*PROVIDED ENTRIES:*
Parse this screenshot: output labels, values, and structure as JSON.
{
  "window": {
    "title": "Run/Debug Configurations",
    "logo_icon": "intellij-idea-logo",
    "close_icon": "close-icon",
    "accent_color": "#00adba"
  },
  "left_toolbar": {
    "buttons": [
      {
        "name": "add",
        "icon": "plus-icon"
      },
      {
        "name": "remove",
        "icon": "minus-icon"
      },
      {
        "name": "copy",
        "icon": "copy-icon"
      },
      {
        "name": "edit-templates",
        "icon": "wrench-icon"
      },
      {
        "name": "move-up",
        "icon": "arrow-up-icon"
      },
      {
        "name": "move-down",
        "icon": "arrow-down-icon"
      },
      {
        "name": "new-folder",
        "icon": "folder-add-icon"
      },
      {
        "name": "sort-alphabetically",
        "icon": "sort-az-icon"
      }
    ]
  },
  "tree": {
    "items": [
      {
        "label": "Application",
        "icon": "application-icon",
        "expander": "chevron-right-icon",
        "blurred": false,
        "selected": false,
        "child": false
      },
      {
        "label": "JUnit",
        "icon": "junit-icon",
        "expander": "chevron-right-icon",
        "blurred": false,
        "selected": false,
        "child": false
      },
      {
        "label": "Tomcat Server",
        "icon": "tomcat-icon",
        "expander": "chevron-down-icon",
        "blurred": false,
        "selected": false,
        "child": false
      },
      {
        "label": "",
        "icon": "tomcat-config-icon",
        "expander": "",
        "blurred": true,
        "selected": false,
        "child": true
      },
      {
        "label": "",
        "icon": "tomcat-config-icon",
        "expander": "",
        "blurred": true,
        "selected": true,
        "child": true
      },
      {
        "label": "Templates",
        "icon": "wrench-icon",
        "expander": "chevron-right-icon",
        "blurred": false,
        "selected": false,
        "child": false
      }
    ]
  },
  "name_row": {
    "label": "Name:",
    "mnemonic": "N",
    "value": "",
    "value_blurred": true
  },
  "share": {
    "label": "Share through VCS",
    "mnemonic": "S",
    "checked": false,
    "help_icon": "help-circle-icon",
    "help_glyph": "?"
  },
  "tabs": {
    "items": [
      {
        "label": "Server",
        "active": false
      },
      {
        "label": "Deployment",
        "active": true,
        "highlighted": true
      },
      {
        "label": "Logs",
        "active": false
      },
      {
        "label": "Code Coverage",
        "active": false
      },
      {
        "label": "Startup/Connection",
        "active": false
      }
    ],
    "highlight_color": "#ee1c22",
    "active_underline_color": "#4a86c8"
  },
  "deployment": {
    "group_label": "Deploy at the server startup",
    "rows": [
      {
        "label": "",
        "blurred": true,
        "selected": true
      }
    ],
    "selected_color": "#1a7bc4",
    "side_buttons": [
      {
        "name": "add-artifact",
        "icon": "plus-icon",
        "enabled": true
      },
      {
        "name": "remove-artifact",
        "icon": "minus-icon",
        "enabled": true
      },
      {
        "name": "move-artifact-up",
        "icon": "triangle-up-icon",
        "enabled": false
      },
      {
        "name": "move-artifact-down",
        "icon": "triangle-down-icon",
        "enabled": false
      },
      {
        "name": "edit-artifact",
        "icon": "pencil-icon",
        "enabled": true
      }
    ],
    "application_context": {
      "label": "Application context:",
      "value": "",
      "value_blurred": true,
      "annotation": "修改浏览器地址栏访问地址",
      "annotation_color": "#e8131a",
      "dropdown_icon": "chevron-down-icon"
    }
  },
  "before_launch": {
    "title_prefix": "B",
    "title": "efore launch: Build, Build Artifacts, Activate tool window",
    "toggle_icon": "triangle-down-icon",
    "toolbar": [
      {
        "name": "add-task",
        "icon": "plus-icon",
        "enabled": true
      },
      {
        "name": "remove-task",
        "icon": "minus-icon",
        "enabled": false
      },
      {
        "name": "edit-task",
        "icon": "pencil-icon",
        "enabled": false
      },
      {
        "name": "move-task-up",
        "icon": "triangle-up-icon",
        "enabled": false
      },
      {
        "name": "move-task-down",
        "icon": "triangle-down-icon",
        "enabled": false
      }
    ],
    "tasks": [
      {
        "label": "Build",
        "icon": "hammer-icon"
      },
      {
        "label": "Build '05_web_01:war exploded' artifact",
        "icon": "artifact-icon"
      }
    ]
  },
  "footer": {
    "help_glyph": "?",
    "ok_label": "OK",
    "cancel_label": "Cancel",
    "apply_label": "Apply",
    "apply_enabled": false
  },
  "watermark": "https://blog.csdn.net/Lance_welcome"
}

*DIRECTIONS:*
Pick out the lines that contain "sort" and copy them.

*RESULT BELOW:*
        "name": "sort-alphabetically",
        "icon": "sort-az-icon"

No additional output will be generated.